Copy out all the lines where "less" shows up.
=== Data provided ===
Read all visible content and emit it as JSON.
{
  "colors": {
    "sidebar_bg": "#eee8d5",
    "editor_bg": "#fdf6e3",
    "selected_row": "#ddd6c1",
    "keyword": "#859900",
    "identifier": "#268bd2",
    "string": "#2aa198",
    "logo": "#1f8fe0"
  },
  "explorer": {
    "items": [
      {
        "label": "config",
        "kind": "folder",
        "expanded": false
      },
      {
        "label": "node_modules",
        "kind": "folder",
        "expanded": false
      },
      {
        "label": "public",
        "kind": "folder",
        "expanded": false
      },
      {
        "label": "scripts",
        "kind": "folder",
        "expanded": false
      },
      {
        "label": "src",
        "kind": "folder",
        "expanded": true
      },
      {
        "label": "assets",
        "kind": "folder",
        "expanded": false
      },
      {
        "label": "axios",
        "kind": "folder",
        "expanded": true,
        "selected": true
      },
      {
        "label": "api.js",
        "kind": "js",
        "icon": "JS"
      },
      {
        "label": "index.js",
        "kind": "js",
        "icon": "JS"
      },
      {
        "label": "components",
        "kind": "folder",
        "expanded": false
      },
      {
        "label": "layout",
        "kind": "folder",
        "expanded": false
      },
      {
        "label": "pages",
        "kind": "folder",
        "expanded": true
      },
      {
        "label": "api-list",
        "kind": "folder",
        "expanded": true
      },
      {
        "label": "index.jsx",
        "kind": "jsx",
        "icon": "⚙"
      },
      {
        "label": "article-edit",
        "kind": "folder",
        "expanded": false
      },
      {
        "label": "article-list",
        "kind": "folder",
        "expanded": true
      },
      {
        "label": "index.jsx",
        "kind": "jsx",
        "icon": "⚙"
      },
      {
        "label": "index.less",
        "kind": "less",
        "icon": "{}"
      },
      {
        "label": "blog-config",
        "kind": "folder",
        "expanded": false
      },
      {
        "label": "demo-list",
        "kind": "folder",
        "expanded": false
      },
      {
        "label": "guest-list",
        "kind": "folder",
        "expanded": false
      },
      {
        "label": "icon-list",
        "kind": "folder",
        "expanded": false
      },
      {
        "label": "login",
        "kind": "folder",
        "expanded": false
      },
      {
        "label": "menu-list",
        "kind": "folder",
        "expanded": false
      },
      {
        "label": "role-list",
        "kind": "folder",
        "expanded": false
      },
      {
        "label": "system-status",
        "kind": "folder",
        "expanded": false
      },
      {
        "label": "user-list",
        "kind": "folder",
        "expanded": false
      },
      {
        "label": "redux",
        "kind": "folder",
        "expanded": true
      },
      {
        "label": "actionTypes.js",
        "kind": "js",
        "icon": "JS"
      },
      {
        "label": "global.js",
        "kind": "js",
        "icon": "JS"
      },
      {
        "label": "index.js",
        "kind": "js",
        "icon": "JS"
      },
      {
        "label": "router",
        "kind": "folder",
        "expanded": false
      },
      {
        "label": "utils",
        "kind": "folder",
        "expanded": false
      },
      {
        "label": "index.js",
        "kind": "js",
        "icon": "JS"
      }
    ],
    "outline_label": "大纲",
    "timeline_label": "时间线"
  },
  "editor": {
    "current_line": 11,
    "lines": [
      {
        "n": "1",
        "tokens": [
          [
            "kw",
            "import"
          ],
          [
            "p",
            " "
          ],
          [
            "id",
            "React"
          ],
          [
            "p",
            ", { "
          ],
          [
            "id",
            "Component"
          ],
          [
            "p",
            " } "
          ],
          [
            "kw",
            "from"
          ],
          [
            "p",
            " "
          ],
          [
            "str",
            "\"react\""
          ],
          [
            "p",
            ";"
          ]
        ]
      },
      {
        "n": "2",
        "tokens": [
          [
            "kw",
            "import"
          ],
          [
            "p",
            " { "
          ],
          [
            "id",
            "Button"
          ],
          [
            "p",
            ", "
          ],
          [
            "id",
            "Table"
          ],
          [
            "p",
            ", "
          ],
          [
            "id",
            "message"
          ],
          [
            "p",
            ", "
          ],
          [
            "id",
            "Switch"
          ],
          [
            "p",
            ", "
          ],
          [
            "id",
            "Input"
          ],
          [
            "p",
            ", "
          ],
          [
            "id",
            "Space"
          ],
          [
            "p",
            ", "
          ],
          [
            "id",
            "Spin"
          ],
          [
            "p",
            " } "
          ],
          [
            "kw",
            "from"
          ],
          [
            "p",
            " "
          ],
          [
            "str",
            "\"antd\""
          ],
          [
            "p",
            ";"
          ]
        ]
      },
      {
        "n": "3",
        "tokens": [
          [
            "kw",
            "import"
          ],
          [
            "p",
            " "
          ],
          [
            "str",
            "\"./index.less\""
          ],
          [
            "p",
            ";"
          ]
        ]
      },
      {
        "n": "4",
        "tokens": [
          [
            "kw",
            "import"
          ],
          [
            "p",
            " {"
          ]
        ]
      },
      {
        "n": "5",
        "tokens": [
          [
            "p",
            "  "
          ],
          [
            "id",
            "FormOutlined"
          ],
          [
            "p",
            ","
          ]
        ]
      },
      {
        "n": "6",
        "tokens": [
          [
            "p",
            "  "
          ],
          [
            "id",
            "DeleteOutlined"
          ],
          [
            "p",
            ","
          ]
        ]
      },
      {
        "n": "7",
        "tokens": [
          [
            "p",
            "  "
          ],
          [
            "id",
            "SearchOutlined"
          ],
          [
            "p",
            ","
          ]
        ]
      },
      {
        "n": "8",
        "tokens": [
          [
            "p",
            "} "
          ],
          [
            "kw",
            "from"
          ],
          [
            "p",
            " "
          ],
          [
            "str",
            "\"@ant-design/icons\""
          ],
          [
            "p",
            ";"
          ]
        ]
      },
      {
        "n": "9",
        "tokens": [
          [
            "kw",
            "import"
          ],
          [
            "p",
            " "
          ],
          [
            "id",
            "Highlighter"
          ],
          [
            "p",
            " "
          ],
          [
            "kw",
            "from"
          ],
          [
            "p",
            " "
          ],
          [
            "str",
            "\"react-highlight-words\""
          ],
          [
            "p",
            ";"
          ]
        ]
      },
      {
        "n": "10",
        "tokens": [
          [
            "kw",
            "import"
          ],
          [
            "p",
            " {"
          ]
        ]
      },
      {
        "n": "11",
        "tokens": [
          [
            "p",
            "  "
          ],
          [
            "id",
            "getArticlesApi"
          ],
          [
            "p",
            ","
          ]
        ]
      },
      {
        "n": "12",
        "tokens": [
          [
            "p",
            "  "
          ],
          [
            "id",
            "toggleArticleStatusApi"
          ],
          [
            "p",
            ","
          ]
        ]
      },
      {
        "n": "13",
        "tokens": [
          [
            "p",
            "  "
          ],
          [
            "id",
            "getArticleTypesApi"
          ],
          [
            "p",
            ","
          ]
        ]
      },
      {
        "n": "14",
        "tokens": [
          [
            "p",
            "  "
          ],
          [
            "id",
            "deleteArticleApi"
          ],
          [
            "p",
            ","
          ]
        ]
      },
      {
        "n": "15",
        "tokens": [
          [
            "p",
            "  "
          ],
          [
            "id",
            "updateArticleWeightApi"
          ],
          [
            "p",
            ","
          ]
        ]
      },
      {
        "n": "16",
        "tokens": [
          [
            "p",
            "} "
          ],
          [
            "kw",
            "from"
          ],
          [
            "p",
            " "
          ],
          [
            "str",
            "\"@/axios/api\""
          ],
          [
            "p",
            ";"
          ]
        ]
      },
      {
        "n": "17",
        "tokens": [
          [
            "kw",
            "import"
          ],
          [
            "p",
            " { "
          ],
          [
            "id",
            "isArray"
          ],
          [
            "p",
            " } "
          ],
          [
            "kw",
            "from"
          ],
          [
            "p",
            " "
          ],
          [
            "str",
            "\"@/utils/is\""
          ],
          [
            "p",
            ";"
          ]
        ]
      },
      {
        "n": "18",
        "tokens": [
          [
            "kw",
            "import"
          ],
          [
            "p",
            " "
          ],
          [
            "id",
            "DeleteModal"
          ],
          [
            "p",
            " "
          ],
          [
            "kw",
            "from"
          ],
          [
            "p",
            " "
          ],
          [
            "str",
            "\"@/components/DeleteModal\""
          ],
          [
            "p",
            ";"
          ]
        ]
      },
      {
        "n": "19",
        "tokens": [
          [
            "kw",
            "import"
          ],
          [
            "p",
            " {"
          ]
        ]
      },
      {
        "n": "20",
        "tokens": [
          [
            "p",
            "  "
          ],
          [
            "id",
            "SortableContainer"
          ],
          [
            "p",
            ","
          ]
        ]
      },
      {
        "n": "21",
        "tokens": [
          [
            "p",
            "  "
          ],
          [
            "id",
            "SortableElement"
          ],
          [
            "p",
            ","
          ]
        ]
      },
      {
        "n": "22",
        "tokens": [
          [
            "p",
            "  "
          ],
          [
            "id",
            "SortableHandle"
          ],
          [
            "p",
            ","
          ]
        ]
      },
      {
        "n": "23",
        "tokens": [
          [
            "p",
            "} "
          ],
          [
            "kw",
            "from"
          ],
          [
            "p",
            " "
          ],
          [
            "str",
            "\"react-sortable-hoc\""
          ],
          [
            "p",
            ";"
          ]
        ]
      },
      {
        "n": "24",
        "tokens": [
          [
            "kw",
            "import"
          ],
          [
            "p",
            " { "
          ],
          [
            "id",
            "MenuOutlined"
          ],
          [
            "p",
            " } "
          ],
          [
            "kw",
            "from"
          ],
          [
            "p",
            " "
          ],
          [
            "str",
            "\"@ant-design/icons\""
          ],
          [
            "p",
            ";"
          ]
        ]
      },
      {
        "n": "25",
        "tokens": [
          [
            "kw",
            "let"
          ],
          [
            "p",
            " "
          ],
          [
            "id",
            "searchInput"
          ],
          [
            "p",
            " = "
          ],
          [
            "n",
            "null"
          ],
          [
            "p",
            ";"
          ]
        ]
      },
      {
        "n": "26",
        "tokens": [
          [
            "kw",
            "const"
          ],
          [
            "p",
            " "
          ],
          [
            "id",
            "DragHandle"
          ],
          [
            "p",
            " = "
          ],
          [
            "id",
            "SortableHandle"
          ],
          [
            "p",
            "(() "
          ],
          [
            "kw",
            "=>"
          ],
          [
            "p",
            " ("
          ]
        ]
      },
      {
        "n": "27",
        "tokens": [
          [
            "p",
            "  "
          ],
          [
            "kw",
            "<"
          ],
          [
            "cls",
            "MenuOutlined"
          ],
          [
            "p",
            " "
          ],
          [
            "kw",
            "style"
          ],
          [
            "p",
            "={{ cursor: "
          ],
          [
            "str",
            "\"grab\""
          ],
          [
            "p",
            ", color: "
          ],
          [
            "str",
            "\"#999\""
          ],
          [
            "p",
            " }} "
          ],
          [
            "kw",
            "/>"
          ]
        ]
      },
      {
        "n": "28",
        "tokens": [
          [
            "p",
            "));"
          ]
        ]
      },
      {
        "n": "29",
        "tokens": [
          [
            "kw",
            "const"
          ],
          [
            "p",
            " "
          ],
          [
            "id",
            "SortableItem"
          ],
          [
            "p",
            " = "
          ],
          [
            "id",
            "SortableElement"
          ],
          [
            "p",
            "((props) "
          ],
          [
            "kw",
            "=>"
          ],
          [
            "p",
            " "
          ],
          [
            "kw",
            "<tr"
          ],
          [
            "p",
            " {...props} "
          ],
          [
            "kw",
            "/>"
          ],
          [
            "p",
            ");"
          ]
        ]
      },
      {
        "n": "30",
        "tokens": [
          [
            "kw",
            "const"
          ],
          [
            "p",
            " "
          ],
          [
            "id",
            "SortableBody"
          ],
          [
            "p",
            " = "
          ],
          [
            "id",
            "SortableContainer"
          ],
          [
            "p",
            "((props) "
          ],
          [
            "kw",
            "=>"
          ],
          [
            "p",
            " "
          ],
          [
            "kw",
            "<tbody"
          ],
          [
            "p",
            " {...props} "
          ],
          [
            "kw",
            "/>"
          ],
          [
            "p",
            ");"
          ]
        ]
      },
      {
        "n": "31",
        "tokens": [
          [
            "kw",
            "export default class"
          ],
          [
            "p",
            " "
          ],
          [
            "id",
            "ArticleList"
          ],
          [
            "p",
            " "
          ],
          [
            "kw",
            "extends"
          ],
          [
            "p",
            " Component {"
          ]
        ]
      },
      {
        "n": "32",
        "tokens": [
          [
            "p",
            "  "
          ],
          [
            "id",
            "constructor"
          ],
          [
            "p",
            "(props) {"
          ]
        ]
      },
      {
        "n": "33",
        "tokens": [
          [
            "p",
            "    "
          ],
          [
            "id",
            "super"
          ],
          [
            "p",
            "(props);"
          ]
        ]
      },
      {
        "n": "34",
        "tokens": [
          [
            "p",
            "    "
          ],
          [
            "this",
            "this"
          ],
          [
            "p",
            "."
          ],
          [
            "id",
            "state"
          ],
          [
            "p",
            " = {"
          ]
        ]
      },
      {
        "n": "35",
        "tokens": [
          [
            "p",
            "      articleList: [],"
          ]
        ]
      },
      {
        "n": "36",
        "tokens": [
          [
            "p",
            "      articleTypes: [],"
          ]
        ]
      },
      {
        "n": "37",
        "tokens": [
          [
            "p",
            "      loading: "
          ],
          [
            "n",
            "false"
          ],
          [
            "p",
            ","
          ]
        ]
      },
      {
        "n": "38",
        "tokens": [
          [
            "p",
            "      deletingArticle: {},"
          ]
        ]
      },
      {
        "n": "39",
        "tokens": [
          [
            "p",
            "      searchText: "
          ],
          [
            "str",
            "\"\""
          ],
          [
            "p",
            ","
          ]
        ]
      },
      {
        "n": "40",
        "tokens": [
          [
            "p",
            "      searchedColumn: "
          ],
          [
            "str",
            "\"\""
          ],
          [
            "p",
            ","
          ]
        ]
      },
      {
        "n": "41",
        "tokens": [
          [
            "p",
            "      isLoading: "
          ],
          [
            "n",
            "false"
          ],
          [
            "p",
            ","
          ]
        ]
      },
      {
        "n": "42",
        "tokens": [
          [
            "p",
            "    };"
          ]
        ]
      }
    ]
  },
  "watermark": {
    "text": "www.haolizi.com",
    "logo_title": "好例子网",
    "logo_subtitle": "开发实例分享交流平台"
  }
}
===
• _The result_
        "label": "index.less",
        "kind": "less",
            "\"./index.less\""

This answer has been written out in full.